Passage below:

Sparrow et al. (2013) described 7 patients from 3 families, including a large consanguineous Arab family, with features consistent with spondylocostal dysostosis-4. Dextrocardia with situs inversus was seen in 3 of the 7 patients, suggesting randomization of left-right patterning. Neural tube defects were seen in 2 patients (one had spina bifida occulta and the other had thoracic myelomeningocele and Chiari II malformation) and were thought most likely to be secondary to failure of vertebral function. Patients were found to have a homozygous frameshift mutation in HES7 (see MOLECULAR GENETICS). Sparrow et al. (2013) suggested that HES7 mutations are associated with defects in laterality and in vertebral and neural tube formation.

Mapping

In a consanguineous family of Caucasian Mediterranean origin with spondylocostal dysostosis (SCDO), in which mutation in 3 genes known to cause recessive SCDO had been excluded (see SCDO1, 277300), Sparrow et al. (2008) performed autozygosity mapping and identified a 10.1-Mb region of homozygosity on chromosome 17 between SNPs rs8064630 and rs9893391 that was present in the proband but absent from parents and unaffected sibs.

End of Passage.
Exercise data below:

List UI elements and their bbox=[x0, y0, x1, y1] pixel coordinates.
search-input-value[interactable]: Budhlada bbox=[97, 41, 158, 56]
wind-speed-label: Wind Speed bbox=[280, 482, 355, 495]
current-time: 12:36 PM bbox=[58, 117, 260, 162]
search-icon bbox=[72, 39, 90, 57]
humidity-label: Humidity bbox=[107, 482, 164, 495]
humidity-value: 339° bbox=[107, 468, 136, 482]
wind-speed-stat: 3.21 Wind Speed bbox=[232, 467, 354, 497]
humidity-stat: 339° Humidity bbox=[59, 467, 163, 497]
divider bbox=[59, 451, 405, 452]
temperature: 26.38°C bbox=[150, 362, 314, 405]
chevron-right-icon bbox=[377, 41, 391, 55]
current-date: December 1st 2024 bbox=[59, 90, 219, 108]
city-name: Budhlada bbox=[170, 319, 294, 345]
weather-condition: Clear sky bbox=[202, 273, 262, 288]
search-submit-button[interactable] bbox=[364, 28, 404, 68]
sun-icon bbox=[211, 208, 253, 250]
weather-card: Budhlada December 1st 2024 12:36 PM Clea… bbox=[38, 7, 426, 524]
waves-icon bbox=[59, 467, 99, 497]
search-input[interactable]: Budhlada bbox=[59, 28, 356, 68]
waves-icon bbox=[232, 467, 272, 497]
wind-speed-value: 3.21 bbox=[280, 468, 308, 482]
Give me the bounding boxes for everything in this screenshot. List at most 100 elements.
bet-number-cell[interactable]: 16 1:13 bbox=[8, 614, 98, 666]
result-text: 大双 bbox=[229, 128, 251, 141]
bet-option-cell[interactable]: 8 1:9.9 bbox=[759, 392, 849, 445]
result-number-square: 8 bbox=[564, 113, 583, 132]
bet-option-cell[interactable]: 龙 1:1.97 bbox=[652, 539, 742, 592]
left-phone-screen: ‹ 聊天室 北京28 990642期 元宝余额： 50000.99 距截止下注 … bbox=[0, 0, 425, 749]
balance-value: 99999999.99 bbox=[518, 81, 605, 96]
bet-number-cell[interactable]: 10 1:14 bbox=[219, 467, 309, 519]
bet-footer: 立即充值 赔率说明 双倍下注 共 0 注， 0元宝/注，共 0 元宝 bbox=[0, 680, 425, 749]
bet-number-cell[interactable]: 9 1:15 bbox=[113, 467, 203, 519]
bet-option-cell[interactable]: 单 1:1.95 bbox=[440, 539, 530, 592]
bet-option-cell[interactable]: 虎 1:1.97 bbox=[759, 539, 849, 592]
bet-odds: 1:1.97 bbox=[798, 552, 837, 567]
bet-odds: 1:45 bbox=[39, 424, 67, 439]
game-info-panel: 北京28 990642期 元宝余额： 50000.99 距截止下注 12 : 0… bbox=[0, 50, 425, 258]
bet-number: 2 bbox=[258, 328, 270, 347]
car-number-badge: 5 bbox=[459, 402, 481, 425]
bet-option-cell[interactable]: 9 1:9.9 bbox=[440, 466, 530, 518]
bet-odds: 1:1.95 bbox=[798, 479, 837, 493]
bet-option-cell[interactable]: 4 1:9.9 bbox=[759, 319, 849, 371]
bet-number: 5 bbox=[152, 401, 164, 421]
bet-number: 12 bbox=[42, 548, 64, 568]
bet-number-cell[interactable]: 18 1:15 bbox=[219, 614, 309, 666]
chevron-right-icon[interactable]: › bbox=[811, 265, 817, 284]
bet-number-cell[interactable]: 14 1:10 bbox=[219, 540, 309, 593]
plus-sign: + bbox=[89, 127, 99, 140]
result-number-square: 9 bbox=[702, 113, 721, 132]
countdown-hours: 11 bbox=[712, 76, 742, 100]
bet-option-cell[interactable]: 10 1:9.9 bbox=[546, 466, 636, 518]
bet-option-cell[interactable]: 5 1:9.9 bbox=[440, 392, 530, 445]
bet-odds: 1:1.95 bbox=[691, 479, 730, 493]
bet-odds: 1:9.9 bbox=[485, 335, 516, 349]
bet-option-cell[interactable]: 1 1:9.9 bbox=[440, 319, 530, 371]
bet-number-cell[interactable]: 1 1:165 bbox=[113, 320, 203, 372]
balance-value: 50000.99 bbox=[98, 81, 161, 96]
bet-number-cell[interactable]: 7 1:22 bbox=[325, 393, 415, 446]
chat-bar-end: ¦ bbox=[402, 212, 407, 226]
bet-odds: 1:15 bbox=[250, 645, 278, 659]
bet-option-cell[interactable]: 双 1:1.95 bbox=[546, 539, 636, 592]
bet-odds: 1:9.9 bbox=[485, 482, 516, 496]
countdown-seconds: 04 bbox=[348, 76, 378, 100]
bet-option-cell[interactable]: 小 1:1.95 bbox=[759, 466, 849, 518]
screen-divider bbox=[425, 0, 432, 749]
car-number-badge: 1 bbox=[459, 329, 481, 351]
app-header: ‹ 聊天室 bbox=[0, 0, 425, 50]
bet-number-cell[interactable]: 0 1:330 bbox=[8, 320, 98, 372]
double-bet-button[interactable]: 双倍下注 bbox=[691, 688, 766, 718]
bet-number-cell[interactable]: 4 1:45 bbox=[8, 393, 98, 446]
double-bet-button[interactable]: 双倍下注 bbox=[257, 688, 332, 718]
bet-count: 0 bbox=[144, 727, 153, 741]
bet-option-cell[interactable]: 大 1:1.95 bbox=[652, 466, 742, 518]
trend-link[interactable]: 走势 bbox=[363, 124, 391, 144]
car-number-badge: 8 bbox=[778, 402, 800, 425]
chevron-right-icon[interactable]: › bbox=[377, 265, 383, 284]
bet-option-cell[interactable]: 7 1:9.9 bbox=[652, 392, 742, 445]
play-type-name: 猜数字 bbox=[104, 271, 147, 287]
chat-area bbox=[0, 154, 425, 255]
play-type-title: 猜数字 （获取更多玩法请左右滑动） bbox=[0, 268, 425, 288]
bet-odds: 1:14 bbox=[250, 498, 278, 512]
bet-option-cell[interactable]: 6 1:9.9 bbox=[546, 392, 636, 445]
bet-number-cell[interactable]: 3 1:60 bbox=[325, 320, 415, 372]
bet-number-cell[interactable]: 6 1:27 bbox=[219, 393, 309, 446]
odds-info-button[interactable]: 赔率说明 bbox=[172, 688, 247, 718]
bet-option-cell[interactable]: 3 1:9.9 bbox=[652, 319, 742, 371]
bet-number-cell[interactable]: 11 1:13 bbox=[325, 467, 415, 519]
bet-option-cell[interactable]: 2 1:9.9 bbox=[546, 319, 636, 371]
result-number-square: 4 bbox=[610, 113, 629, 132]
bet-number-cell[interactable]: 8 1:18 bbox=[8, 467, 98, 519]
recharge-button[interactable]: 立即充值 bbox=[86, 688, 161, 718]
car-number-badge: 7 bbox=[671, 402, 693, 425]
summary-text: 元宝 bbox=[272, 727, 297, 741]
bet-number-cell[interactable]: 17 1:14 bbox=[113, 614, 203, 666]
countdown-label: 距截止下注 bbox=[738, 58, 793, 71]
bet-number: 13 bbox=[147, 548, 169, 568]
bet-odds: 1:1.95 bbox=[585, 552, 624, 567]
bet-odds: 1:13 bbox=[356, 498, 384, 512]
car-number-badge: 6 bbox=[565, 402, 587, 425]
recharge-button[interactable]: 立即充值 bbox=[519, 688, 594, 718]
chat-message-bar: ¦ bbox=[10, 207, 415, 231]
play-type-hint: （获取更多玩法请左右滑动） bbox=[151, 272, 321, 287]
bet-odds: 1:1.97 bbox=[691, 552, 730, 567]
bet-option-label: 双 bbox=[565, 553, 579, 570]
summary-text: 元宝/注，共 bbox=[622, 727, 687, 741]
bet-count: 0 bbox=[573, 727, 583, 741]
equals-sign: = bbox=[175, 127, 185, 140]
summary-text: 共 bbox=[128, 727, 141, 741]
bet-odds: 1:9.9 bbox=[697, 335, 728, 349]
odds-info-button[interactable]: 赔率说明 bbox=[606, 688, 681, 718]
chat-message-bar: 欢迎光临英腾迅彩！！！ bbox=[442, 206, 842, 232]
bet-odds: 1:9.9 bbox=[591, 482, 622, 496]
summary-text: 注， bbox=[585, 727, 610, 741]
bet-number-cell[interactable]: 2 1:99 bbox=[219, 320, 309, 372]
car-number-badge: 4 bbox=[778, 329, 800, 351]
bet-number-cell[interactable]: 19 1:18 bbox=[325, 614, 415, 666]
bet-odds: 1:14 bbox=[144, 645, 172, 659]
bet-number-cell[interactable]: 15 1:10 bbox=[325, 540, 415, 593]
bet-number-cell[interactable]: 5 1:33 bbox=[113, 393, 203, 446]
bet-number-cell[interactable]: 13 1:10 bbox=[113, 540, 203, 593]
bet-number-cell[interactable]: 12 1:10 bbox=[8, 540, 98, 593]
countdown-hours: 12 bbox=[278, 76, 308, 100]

End of Exercise data.

» Task list
- A) In the spondylocostal dysostosis passage, how large was the region of homozygosity found on chromosome 17?
- B) Reproduce the part of the spondylocostal dysostosis passage that begins at the words "In a consanguineous" and stops after "and unaffected sibs.".

» Results of the tasks
- A) 10.1 Mb

- B)
In a consanguineous family of Caucasian Mediterranean origin with spondylocostal dysostosis (SCDO), in which mutation in 3 genes known to cause recessive SCDO had been excluded (see SCDO1, 277300), Sparrow et al. (2008) performed autozygosity mapping and identified a 10.1-Mb region of homozygosity on chromosome 17 between SNPs rs8064630 and rs9893391 that was present in the proband but absent from parents and unaffected sibs.